Brief: Drop every picture, then transcribe the remaining data exactly.

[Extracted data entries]

------------------------------------------------------------

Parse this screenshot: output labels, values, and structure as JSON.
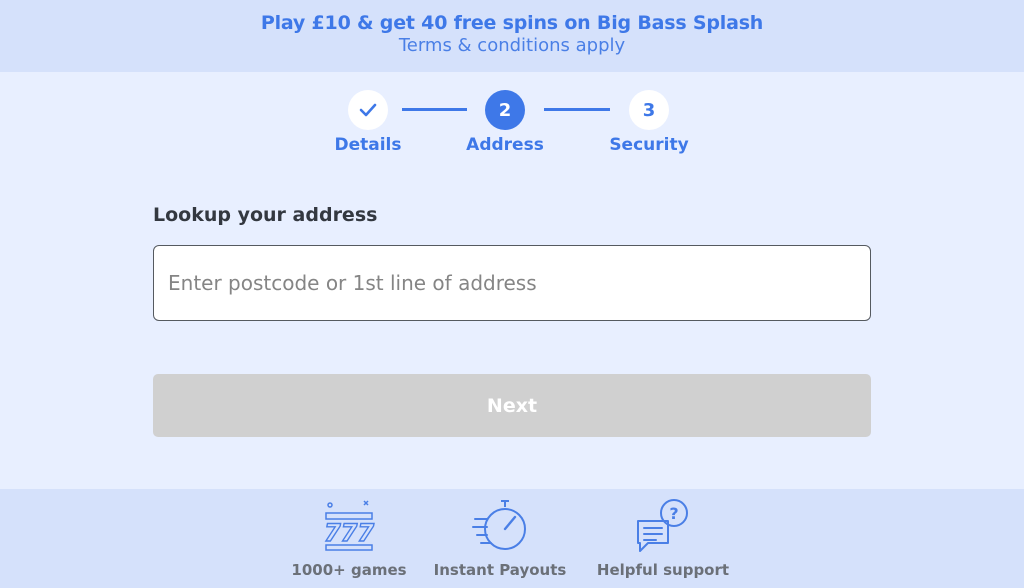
{
  "promo": {
    "title": "Play £10 & get 40 free spins on Big Bass Splash",
    "subtitle": "Terms & conditions apply"
  },
  "stepper": {
    "steps": [
      {
        "number": "✓",
        "label": "Details",
        "state": "done"
      },
      {
        "number": "2",
        "label": "Address",
        "state": "active"
      },
      {
        "number": "3",
        "label": "Security",
        "state": "todo"
      }
    ]
  },
  "lookup": {
    "label": "Lookup your address",
    "placeholder": "Enter postcode or 1st line of address",
    "value": ""
  },
  "next_button": {
    "label": "Next"
  },
  "features": [
    {
      "icon": "slot-777-icon",
      "label": "1000+ games"
    },
    {
      "icon": "stopwatch-icon",
      "label": "Instant Payouts"
    },
    {
      "icon": "chat-question-icon",
      "label": "Helpful support"
    }
  ],
  "colors": {
    "accent": "#3e78e8",
    "background": "#e8efff",
    "banner": "#d5e1fb",
    "disabled_button": "#d0d0d0"
  }
}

------------------------------------------------------------

Solution to this problem:
Parse this screenshot: output labels, values, and structure as JSON.
{
  "promo": {
    "title": "Play £10 & get 40 free spins on Big Bass Splash",
    "subtitle": "Terms & conditions apply"
  },
  "stepper": {
    "steps": [
      {
        "number": "✓",
        "label": "Details",
        "state": "done"
      },
      {
        "number": "2",
        "label": "Address",
        "state": "active"
      },
      {
        "number": "3",
        "label": "Security",
        "state": "todo"
      }
    ]
  },
  "lookup": {
    "label": "Lookup your address",
    "placeholder": "Enter postcode or 1st line of address",
    "value": ""
  },
  "next_button": {
    "label": "Next"
  },
  "features": [
    {
      "icon": "slot-777-icon",
      "label": "1000+ games"
    },
    {
      "icon": "stopwatch-icon",
      "label": "Instant Payouts"
    },
    {
      "icon": "chat-question-icon",
      "label": "Helpful support"
    }
  ],
  "colors": {
    "accent": "#3e78e8",
    "background": "#e8efff",
    "banner": "#d5e1fb",
    "disabled_button": "#d0d0d0"
  }
}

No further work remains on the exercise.